*What to work on*.
All of the listing below must be repeated word for word. Pictures are the only thing to omit.

begin Record extracts

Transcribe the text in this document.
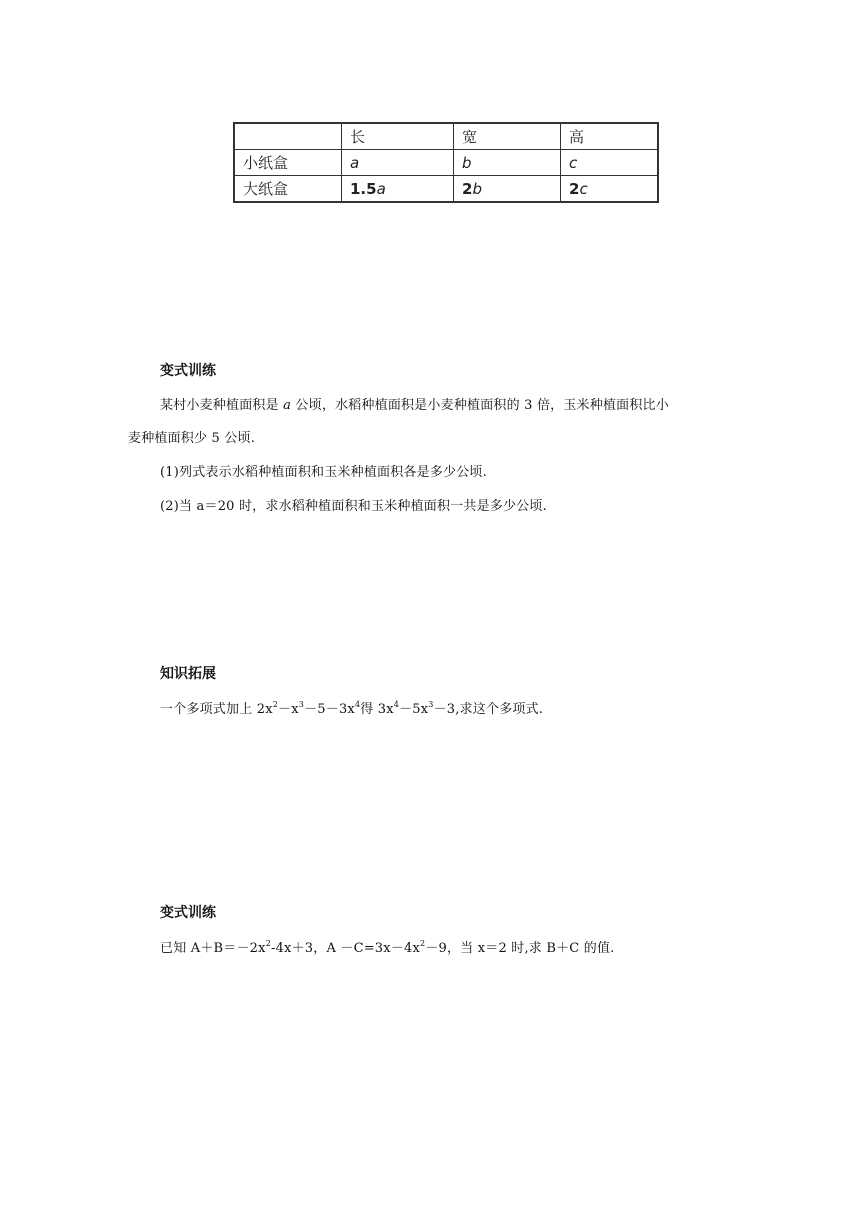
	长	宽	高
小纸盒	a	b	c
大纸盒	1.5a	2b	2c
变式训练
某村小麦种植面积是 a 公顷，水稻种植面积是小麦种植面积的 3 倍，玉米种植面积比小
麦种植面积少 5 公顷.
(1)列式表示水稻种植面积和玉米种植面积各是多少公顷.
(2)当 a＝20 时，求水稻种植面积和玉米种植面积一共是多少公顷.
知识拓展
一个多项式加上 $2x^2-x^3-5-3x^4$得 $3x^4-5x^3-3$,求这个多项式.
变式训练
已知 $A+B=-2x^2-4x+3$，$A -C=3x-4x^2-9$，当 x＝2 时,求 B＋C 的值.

end Record extracts

*Task output*.
Transcribe the text in this document.
	长	宽	高
小纸盒	a	b	c
大纸盒	1.5a	2b	2c
变式训练
某村小麦种植面积是 a 公顷，水稻种植面积是小麦种植面积的 3 倍，玉米种植面积比小
麦种植面积少 5 公顷.
(1)列式表示水稻种植面积和玉米种植面积各是多少公顷.
(2)当 a＝20 时，求水稻种植面积和玉米种植面积一共是多少公顷.
知识拓展
一个多项式加上 $2x^2-x^3-5-3x^4$得 $3x^4-5x^3-3$,求这个多项式.
变式训练
已知 $A+B=-2x^2-4x+3$，$A -C=3x-4x^2-9$，当 x＝2 时,求 B＋C 的值.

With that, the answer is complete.